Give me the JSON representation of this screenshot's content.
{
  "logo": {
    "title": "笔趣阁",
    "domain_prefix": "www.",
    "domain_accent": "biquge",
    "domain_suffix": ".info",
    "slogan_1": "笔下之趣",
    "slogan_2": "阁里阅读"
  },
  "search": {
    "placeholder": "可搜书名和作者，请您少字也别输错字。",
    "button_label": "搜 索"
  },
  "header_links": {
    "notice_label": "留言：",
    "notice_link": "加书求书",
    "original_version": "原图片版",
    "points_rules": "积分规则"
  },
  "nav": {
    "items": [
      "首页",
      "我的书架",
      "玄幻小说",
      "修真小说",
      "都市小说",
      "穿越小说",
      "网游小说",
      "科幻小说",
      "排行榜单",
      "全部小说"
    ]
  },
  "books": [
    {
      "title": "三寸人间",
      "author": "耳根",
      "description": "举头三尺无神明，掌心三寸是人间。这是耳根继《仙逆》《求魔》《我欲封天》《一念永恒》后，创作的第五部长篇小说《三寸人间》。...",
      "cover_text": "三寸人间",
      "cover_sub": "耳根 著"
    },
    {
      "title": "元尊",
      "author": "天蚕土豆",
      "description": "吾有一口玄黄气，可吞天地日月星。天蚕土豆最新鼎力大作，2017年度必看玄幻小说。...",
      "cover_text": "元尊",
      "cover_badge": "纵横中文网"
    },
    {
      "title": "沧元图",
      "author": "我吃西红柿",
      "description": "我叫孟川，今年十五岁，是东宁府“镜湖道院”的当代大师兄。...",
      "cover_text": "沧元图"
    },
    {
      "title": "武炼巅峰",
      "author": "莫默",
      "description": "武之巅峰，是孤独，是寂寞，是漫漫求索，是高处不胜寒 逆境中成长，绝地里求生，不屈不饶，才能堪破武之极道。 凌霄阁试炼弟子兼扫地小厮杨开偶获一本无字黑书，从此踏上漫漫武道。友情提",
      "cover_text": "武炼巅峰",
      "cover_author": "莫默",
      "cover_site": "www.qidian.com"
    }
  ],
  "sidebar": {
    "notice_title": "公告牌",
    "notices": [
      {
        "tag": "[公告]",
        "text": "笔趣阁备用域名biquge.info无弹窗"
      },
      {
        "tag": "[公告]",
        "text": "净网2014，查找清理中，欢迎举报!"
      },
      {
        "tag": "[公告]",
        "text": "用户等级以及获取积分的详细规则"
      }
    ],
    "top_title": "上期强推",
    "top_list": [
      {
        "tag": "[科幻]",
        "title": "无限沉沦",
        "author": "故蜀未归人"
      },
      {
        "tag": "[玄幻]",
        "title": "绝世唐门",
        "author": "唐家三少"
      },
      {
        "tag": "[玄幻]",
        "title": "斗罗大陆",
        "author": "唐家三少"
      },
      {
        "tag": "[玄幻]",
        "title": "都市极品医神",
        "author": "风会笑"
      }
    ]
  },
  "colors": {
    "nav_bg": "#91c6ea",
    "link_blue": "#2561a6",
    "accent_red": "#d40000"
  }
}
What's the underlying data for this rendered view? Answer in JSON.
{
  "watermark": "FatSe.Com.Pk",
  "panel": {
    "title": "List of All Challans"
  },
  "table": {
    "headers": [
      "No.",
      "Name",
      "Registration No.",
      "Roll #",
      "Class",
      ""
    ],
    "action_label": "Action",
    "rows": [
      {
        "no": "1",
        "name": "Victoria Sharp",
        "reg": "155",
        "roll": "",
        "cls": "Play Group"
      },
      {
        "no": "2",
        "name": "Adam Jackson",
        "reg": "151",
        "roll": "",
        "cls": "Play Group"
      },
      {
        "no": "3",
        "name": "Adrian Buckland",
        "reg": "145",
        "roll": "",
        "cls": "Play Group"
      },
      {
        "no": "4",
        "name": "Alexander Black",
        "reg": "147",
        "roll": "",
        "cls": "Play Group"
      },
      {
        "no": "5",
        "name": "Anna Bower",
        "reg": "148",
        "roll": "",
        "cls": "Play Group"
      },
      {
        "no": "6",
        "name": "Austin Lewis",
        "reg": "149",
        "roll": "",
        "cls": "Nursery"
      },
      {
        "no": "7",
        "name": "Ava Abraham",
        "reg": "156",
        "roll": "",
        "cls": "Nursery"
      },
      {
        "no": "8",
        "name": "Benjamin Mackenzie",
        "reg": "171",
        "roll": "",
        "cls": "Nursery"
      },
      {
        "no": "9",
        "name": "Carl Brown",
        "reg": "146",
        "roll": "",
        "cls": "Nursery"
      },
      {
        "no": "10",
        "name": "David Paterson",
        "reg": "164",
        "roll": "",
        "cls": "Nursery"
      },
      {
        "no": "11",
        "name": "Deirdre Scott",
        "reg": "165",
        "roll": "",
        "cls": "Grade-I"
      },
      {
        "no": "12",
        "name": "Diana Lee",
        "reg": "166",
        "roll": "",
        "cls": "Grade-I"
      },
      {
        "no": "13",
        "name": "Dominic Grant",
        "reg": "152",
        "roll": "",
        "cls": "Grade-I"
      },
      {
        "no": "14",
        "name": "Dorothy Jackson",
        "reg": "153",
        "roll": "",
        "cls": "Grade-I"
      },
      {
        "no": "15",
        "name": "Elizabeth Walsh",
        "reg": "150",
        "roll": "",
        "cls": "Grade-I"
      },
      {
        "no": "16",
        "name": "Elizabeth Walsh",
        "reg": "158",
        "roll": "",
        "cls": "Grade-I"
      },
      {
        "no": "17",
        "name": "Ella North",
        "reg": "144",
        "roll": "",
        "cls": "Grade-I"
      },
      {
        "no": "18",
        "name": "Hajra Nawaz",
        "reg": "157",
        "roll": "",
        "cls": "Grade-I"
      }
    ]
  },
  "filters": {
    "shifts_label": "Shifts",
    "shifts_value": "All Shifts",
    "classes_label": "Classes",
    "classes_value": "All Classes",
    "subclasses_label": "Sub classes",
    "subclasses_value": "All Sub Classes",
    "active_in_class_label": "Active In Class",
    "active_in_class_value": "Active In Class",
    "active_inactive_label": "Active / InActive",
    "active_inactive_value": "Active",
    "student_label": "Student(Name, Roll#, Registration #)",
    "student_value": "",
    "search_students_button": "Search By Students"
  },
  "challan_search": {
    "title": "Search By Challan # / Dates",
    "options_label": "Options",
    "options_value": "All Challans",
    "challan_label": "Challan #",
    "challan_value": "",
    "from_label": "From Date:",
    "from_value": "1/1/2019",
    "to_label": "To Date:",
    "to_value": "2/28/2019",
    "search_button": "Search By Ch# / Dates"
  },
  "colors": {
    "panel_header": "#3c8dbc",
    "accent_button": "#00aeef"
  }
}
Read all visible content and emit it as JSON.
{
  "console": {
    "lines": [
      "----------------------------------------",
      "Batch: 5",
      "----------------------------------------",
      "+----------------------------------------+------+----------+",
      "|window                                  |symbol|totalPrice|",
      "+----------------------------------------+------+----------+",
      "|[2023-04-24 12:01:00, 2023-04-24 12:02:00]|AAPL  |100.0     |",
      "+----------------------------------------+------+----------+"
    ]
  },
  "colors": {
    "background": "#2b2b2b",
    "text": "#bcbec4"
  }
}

**PROBLEM TO SOLVE:** Extract each entry in full and write it down exactly.

**FULL SOLUTION:**
Give me the JSON representation of this screenshot's content.
{
  "logo": {
    "title": "笔趣阁",
    "domain_prefix": "www.",
    "domain_accent": "biquge",
    "domain_suffix": ".info",
    "slogan_1": "笔下之趣",
    "slogan_2": "阁里阅读"
  },
  "search": {
    "placeholder": "可搜书名和作者，请您少字也别输错字。",
    "button_label": "搜 索"
  },
  "header_links": {
    "notice_label": "留言：",
    "notice_link": "加书求书",
    "original_version": "原图片版",
    "points_rules": "积分规则"
  },
  "nav": {
    "items": [
      "首页",
      "我的书架",
      "玄幻小说",
      "修真小说",
      "都市小说",
      "穿越小说",
      "网游小说",
      "科幻小说",
      "排行榜单",
      "全部小说"
    ]
  },
  "books": [
    {
      "title": "三寸人间",
      "author": "耳根",
      "description": "举头三尺无神明，掌心三寸是人间。这是耳根继《仙逆》《求魔》《我欲封天》《一念永恒》后，创作的第五部长篇小说《三寸人间》。...",
      "cover_text": "三寸人间",
      "cover_sub": "耳根 著"
    },
    {
      "title": "元尊",
      "author": "天蚕土豆",
      "description": "吾有一口玄黄气，可吞天地日月星。天蚕土豆最新鼎力大作，2017年度必看玄幻小说。...",
      "cover_text": "元尊",
      "cover_badge": "纵横中文网"
    },
    {
      "title": "沧元图",
      "author": "我吃西红柿",
      "description": "我叫孟川，今年十五岁，是东宁府“镜湖道院”的当代大师兄。...",
      "cover_text": "沧元图"
    },
    {
      "title": "武炼巅峰",
      "author": "莫默",
      "description": "武之巅峰，是孤独，是寂寞，是漫漫求索，是高处不胜寒 逆境中成长，绝地里求生，不屈不饶，才能堪破武之极道。 凌霄阁试炼弟子兼扫地小厮杨开偶获一本无字黑书，从此踏上漫漫武道。友情提",
      "cover_text": "武炼巅峰",
      "cover_author": "莫默",
      "cover_site": "www.qidian.com"
    }
  ],
  "sidebar": {
    "notice_title": "公告牌",
    "notices": [
      {
        "tag": "[公告]",
        "text": "笔趣阁备用域名biquge.info无弹窗"
      },
      {
        "tag": "[公告]",
        "text": "净网2014，查找清理中，欢迎举报!"
      },
      {
        "tag": "[公告]",
        "text": "用户等级以及获取积分的详细规则"
      }
    ],
    "top_title": "上期强推",
    "top_list": [
      {
        "tag": "[科幻]",
        "title": "无限沉沦",
        "author": "故蜀未归人"
      },
      {
        "tag": "[玄幻]",
        "title": "绝世唐门",
        "author": "唐家三少"
      },
      {
        "tag": "[玄幻]",
        "title": "斗罗大陆",
        "author": "唐家三少"
      },
      {
        "tag": "[玄幻]",
        "title": "都市极品医神",
        "author": "风会笑"
      }
    ]
  },
  "colors": {
    "nav_bg": "#91c6ea",
    "link_blue": "#2561a6",
    "accent_red": "#d40000"
  }
}
What's the underlying data for this rendered view? Answer in JSON.
{
  "watermark": "FatSe.Com.Pk",
  "panel": {
    "title": "List of All Challans"
  },
  "table": {
    "headers": [
      "No.",
      "Name",
      "Registration No.",
      "Roll #",
      "Class",
      ""
    ],
    "action_label": "Action",
    "rows": [
      {
        "no": "1",
        "name": "Victoria Sharp",
        "reg": "155",
        "roll": "",
        "cls": "Play Group"
      },
      {
        "no": "2",
        "name": "Adam Jackson",
        "reg": "151",
        "roll": "",
        "cls": "Play Group"
      },
      {
        "no": "3",
        "name": "Adrian Buckland",
        "reg": "145",
        "roll": "",
        "cls": "Play Group"
      },
      {
        "no": "4",
        "name": "Alexander Black",
        "reg": "147",
        "roll": "",
        "cls": "Play Group"
      },
      {
        "no": "5",
        "name": "Anna Bower",
        "reg": "148",
        "roll": "",
        "cls": "Play Group"
      },
      {
        "no": "6",
        "name": "Austin Lewis",
        "reg": "149",
        "roll": "",
        "cls": "Nursery"
      },
      {
        "no": "7",
        "name": "Ava Abraham",
        "reg": "156",
        "roll": "",
        "cls": "Nursery"
      },
      {
        "no": "8",
        "name": "Benjamin Mackenzie",
        "reg": "171",
        "roll": "",
        "cls": "Nursery"
      },
      {
        "no": "9",
        "name": "Carl Brown",
        "reg": "146",
        "roll": "",
        "cls": "Nursery"
      },
      {
        "no": "10",
        "name": "David Paterson",
        "reg": "164",
        "roll": "",
        "cls": "Nursery"
      },
      {
        "no": "11",
        "name": "Deirdre Scott",
        "reg": "165",
        "roll": "",
        "cls": "Grade-I"
      },
      {
        "no": "12",
        "name": "Diana Lee",
        "reg": "166",
        "roll": "",
        "cls": "Grade-I"
      },
      {
        "no": "13",
        "name": "Dominic Grant",
        "reg": "152",
        "roll": "",
        "cls": "Grade-I"
      },
      {
        "no": "14",
        "name": "Dorothy Jackson",
        "reg": "153",
        "roll": "",
        "cls": "Grade-I"
      },
      {
        "no": "15",
        "name": "Elizabeth Walsh",
        "reg": "150",
        "roll": "",
        "cls": "Grade-I"
      },
      {
        "no": "16",
        "name": "Elizabeth Walsh",
        "reg": "158",
        "roll": "",
        "cls": "Grade-I"
      },
      {
        "no": "17",
        "name": "Ella North",
        "reg": "144",
        "roll": "",
        "cls": "Grade-I"
      },
      {
        "no": "18",
        "name": "Hajra Nawaz",
        "reg": "157",
        "roll": "",
        "cls": "Grade-I"
      }
    ]
  },
  "filters": {
    "shifts_label": "Shifts",
    "shifts_value": "All Shifts",
    "classes_label": "Classes",
    "classes_value": "All Classes",
    "subclasses_label": "Sub classes",
    "subclasses_value": "All Sub Classes",
    "active_in_class_label": "Active In Class",
    "active_in_class_value": "Active In Class",
    "active_inactive_label": "Active / InActive",
    "active_inactive_value": "Active",
    "student_label": "Student(Name, Roll#, Registration #)",
    "student_value": "",
    "search_students_button": "Search By Students"
  },
  "challan_search": {
    "title": "Search By Challan # / Dates",
    "options_label": "Options",
    "options_value": "All Challans",
    "challan_label": "Challan #",
    "challan_value": "",
    "from_label": "From Date:",
    "from_value": "1/1/2019",
    "to_label": "To Date:",
    "to_value": "2/28/2019",
    "search_button": "Search By Ch# / Dates"
  },
  "colors": {
    "panel_header": "#3c8dbc",
    "accent_button": "#00aeef"
  }
}
Read all visible content and emit it as JSON.
{
  "console": {
    "lines": [
      "----------------------------------------",
      "Batch: 5",
      "----------------------------------------",
      "+----------------------------------------+------+----------+",
      "|window                                  |symbol|totalPrice|",
      "+----------------------------------------+------+----------+",
      "|[2023-04-24 12:01:00, 2023-04-24 12:02:00]|AAPL  |100.0     |",
      "+----------------------------------------+------+----------+"
    ]
  },
  "colors": {
    "background": "#2b2b2b",
    "text": "#bcbec4"
  }
}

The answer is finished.